# DATA PROVIDED:
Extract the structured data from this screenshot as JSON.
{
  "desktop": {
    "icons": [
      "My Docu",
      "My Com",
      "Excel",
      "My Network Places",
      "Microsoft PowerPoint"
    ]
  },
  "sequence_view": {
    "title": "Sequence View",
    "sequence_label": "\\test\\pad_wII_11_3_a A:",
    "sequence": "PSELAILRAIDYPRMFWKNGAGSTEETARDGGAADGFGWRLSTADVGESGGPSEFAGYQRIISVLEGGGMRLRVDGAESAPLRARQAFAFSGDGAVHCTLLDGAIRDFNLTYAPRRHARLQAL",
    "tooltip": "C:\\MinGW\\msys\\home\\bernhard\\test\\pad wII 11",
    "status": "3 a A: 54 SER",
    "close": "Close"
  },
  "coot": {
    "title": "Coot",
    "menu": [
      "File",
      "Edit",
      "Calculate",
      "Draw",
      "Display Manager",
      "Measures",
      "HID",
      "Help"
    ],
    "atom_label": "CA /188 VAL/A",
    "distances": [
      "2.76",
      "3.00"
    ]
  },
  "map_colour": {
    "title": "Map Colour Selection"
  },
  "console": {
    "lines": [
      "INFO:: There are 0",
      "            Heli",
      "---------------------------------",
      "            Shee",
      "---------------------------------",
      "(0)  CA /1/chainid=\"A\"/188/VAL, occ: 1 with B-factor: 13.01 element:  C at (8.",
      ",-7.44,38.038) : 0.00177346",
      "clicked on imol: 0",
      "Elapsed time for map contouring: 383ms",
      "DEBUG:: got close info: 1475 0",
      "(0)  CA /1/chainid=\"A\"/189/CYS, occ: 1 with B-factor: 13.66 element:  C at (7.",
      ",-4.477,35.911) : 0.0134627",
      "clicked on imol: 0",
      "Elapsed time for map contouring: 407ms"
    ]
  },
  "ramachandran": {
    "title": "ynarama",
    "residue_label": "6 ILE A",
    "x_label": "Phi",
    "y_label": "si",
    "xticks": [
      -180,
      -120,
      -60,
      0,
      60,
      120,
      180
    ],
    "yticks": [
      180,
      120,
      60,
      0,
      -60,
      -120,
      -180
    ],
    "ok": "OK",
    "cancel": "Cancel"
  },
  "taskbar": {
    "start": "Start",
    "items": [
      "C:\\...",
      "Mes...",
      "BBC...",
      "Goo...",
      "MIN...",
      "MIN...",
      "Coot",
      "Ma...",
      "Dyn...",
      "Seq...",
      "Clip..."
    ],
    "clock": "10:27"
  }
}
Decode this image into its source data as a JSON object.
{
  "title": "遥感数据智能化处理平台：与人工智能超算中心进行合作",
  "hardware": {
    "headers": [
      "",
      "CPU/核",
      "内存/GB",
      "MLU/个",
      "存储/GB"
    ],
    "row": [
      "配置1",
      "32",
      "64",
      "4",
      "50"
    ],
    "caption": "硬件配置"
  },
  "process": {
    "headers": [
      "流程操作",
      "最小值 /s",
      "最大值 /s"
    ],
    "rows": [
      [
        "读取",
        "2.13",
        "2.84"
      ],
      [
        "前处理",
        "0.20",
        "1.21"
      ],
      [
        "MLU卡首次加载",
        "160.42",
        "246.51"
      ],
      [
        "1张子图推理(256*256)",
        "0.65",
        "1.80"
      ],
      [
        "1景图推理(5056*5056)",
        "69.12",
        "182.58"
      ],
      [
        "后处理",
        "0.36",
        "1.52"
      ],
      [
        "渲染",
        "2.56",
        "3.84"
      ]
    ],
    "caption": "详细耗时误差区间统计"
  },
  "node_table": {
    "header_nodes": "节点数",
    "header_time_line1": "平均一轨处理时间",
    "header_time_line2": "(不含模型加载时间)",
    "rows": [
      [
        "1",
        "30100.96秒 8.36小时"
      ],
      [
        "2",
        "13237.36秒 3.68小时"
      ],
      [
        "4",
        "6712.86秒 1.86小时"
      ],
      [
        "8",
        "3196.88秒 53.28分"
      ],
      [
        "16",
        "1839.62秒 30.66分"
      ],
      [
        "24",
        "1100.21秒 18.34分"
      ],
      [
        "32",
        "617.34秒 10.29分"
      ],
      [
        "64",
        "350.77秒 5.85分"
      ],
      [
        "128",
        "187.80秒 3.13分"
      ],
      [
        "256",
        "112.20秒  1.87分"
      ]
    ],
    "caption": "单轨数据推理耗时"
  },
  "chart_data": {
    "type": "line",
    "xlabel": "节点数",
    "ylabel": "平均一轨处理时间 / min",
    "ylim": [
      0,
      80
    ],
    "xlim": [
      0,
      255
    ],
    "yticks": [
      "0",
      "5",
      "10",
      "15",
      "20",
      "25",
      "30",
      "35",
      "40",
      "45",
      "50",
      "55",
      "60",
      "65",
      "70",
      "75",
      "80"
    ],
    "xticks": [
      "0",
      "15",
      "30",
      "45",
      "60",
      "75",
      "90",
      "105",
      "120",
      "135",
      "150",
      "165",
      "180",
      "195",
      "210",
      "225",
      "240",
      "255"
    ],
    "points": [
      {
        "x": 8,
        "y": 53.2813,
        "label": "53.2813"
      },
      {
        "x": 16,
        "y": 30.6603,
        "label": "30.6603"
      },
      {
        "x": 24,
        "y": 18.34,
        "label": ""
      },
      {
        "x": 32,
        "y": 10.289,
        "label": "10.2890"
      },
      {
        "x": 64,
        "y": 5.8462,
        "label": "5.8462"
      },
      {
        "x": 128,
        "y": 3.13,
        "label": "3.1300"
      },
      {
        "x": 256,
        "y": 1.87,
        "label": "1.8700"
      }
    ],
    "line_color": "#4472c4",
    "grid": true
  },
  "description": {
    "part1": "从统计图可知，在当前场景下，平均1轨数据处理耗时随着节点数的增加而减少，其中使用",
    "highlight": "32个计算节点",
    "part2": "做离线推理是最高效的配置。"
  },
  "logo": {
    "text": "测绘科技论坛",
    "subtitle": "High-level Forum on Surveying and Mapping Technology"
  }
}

# TASK TO CARRY OUT:
Report all lines of the data above that include the string "Elapsed".

# ANSWER BELOW:
      "Elapsed time for map contouring: 383ms",
      "Elapsed time for map contouring: 407ms"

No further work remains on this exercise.